What you should do
Retype these records line for line, with no changes, but leave the pictures out of your answer.

★ ★ ★

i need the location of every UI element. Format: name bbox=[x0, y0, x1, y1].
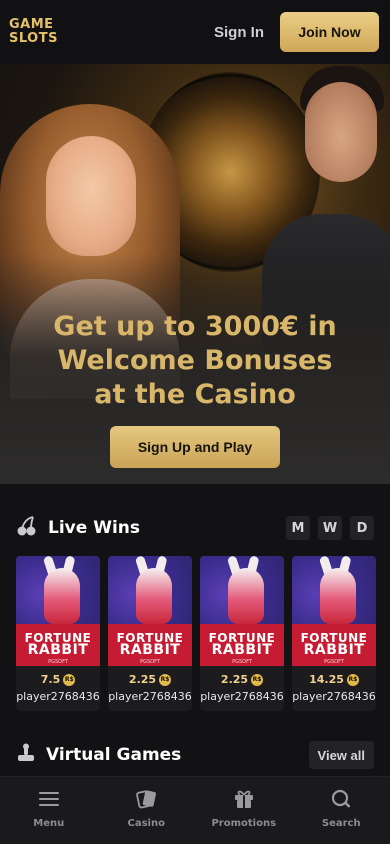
live-win-card[interactable]: FORTUNE RABBIT PGSOFT 7.5 R$ player27684… bbox=[16, 556, 100, 711]
sign-up-and-play-button[interactable]: Sign Up and Play bbox=[110, 426, 280, 468]
currency-coin-icon: R$ bbox=[63, 673, 76, 686]
search-icon bbox=[329, 787, 353, 811]
game-provider: PGSOFT bbox=[48, 659, 68, 665]
nav-label-search: Search bbox=[321, 818, 361, 829]
live-wins-title: Live Wins bbox=[48, 518, 140, 538]
period-month-button[interactable]: M bbox=[286, 516, 310, 540]
win-amount-row: 14.25 R$ bbox=[292, 673, 376, 686]
currency-coin-icon: R$ bbox=[159, 673, 172, 686]
hero-banner[interactable]: Get up to 3000€ in Welcome Bonuses at th… bbox=[0, 64, 390, 484]
nav-label-menu: Menu bbox=[33, 818, 65, 829]
man-face-image bbox=[305, 82, 377, 182]
nav-label-casino: Casino bbox=[127, 818, 165, 829]
nav-label-promotions: Promotions bbox=[211, 818, 277, 829]
header-actions: Sign In Join Now bbox=[214, 12, 379, 52]
logo-line-1: GAME bbox=[9, 17, 54, 32]
win-amount-row: 2.25 R$ bbox=[200, 673, 284, 686]
game-title-line2: RABBIT bbox=[27, 642, 89, 658]
logo-line-2: SLOTS bbox=[9, 31, 58, 46]
woman-face-image bbox=[46, 136, 136, 256]
period-day-button[interactable]: D bbox=[350, 516, 374, 540]
game-provider: PGSOFT bbox=[140, 659, 160, 665]
cherries-icon bbox=[16, 515, 38, 541]
win-amount: 14.25 bbox=[309, 673, 344, 686]
win-amount-row: 7.5 R$ bbox=[16, 673, 100, 686]
currency-coin-icon: R$ bbox=[346, 673, 359, 686]
win-amount: 2.25 bbox=[220, 673, 249, 686]
join-now-button[interactable]: Join Now bbox=[280, 12, 379, 52]
virtual-games-header: Virtual Games View all bbox=[0, 740, 390, 770]
game-title-line2: RABBIT bbox=[303, 642, 365, 658]
period-filter: M W D bbox=[286, 516, 374, 540]
currency-coin-icon: R$ bbox=[251, 673, 264, 686]
cards-icon bbox=[134, 787, 158, 811]
menu-icon bbox=[37, 787, 61, 811]
player-name: player2768436 bbox=[292, 690, 376, 703]
win-amount-row: 2.25 R$ bbox=[108, 673, 192, 686]
player-name: player2768436 bbox=[16, 690, 100, 703]
sign-in-button[interactable]: Sign In bbox=[214, 24, 264, 41]
live-win-card[interactable]: FORTUNE RABBIT PGSOFT 14.25 R$ player276… bbox=[292, 556, 376, 711]
bottom-navigation: Menu Casino Promotions Search bbox=[0, 776, 390, 844]
nav-item-promotions[interactable]: Promotions bbox=[195, 777, 293, 844]
win-amount: 2.25 bbox=[128, 673, 157, 686]
live-win-card[interactable]: FORTUNE RABBIT PGSOFT 2.25 R$ player2768… bbox=[108, 556, 192, 711]
live-wins-list: FORTUNE RABBIT PGSOFT 7.5 R$ player27684… bbox=[16, 556, 376, 711]
game-title-line2: RABBIT bbox=[211, 642, 273, 658]
period-week-button[interactable]: W bbox=[318, 516, 342, 540]
nav-item-menu[interactable]: Menu bbox=[0, 777, 98, 844]
player-name: player2768436 bbox=[200, 690, 284, 703]
win-amount: 7.5 bbox=[40, 673, 61, 686]
game-provider: PGSOFT bbox=[324, 659, 344, 665]
game-provider: PGSOFT bbox=[232, 659, 252, 665]
fortune-rabbit-thumbnail: FORTUNE RABBIT PGSOFT bbox=[16, 556, 100, 666]
joystick-icon bbox=[16, 743, 36, 767]
gift-icon bbox=[232, 787, 256, 811]
fortune-rabbit-thumbnail: FORTUNE RABBIT PGSOFT bbox=[292, 556, 376, 666]
live-win-card[interactable]: FORTUNE RABBIT PGSOFT 2.25 R$ player2768… bbox=[200, 556, 284, 711]
fortune-rabbit-thumbnail: FORTUNE RABBIT PGSOFT bbox=[200, 556, 284, 666]
fortune-rabbit-thumbnail: FORTUNE RABBIT PGSOFT bbox=[108, 556, 192, 666]
game-slots-logo[interactable]: GAME SLOTS bbox=[9, 18, 58, 46]
view-all-button[interactable]: View all bbox=[308, 741, 374, 769]
player-name: player2768436 bbox=[108, 690, 192, 703]
game-title-line2: RABBIT bbox=[119, 642, 181, 658]
hero-title: Get up to 3000€ in Welcome Bonuses at th… bbox=[53, 311, 337, 410]
nav-item-casino[interactable]: Casino bbox=[98, 777, 196, 844]
nav-item-search[interactable]: Search bbox=[293, 777, 390, 844]
virtual-games-title: Virtual Games bbox=[46, 745, 182, 765]
live-wins-header: Live Wins M W D bbox=[0, 514, 390, 542]
top-header: GAME SLOTS Sign In Join Now bbox=[0, 0, 390, 64]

★ ★ ★

Answer below
i need the location of every UI element. Format: name bbox=[x0, y0, x1, y1].
live-win-card[interactable]: FORTUNE RABBIT PGSOFT 7.5 R$ player27684… bbox=[16, 556, 100, 711]
sign-up-and-play-button[interactable]: Sign Up and Play bbox=[110, 426, 280, 468]
currency-coin-icon: R$ bbox=[63, 673, 76, 686]
search-icon bbox=[329, 787, 353, 811]
game-provider: PGSOFT bbox=[48, 659, 68, 665]
nav-label-search: Search bbox=[321, 818, 361, 829]
live-wins-title: Live Wins bbox=[48, 518, 140, 538]
period-month-button[interactable]: M bbox=[286, 516, 310, 540]
win-amount-row: 14.25 R$ bbox=[292, 673, 376, 686]
currency-coin-icon: R$ bbox=[159, 673, 172, 686]
hero-banner[interactable]: Get up to 3000€ in Welcome Bonuses at th… bbox=[0, 64, 390, 484]
nav-label-menu: Menu bbox=[33, 818, 65, 829]
man-face-image bbox=[305, 82, 377, 182]
nav-label-casino: Casino bbox=[127, 818, 165, 829]
nav-label-promotions: Promotions bbox=[211, 818, 277, 829]
header-actions: Sign In Join Now bbox=[214, 12, 379, 52]
logo-line-1: GAME bbox=[9, 17, 54, 32]
win-amount-row: 2.25 R$ bbox=[200, 673, 284, 686]
game-title-line2: RABBIT bbox=[27, 642, 89, 658]
logo-line-2: SLOTS bbox=[9, 31, 58, 46]
woman-face-image bbox=[46, 136, 136, 256]
period-day-button[interactable]: D bbox=[350, 516, 374, 540]
game-provider: PGSOFT bbox=[140, 659, 160, 665]
cherries-icon bbox=[16, 515, 38, 541]
win-amount: 14.25 bbox=[309, 673, 344, 686]
win-amount-row: 7.5 R$ bbox=[16, 673, 100, 686]
currency-coin-icon: R$ bbox=[346, 673, 359, 686]
win-amount: 2.25 bbox=[220, 673, 249, 686]
join-now-button[interactable]: Join Now bbox=[280, 12, 379, 52]
virtual-games-header: Virtual Games View all bbox=[0, 740, 390, 770]
game-title-line2: RABBIT bbox=[303, 642, 365, 658]
period-filter: M W D bbox=[286, 516, 374, 540]
currency-coin-icon: R$ bbox=[251, 673, 264, 686]
cards-icon bbox=[134, 787, 158, 811]
menu-icon bbox=[37, 787, 61, 811]
player-name: player2768436 bbox=[292, 690, 376, 703]
win-amount-row: 2.25 R$ bbox=[108, 673, 192, 686]
player-name: player2768436 bbox=[16, 690, 100, 703]
sign-in-button[interactable]: Sign In bbox=[214, 24, 264, 41]
live-win-card[interactable]: FORTUNE RABBIT PGSOFT 14.25 R$ player276… bbox=[292, 556, 376, 711]
bottom-navigation: Menu Casino Promotions Search bbox=[0, 776, 390, 844]
nav-item-promotions[interactable]: Promotions bbox=[195, 777, 293, 844]
win-amount: 2.25 bbox=[128, 673, 157, 686]
live-win-card[interactable]: FORTUNE RABBIT PGSOFT 2.25 R$ player2768… bbox=[108, 556, 192, 711]
live-wins-list: FORTUNE RABBIT PGSOFT 7.5 R$ player27684… bbox=[16, 556, 376, 711]
game-title-line2: RABBIT bbox=[211, 642, 273, 658]
period-week-button[interactable]: W bbox=[318, 516, 342, 540]
nav-item-menu[interactable]: Menu bbox=[0, 777, 98, 844]
player-name: player2768436 bbox=[200, 690, 284, 703]
win-amount: 7.5 bbox=[40, 673, 61, 686]
game-provider: PGSOFT bbox=[324, 659, 344, 665]
game-provider: PGSOFT bbox=[232, 659, 252, 665]
fortune-rabbit-thumbnail: FORTUNE RABBIT PGSOFT bbox=[16, 556, 100, 666]
joystick-icon bbox=[16, 743, 36, 767]
gift-icon bbox=[232, 787, 256, 811]
fortune-rabbit-thumbnail: FORTUNE RABBIT PGSOFT bbox=[292, 556, 376, 666]
live-win-card[interactable]: FORTUNE RABBIT PGSOFT 2.25 R$ player2768… bbox=[200, 556, 284, 711]
fortune-rabbit-thumbnail: FORTUNE RABBIT PGSOFT bbox=[200, 556, 284, 666]
fortune-rabbit-thumbnail: FORTUNE RABBIT PGSOFT bbox=[108, 556, 192, 666]
game-slots-logo[interactable]: GAME SLOTS bbox=[9, 18, 58, 46]
view-all-button[interactable]: View all bbox=[308, 741, 374, 769]
player-name: player2768436 bbox=[108, 690, 192, 703]
game-title-line2: RABBIT bbox=[119, 642, 181, 658]
hero-title: Get up to 3000€ in Welcome Bonuses at th… bbox=[53, 311, 337, 410]
nav-item-casino[interactable]: Casino bbox=[98, 777, 196, 844]
nav-item-search[interactable]: Search bbox=[293, 777, 390, 844]
virtual-games-title: Virtual Games bbox=[46, 745, 182, 765]
live-wins-header: Live Wins M W D bbox=[0, 514, 390, 542]
top-header: GAME SLOTS Sign In Join Now bbox=[0, 0, 390, 64]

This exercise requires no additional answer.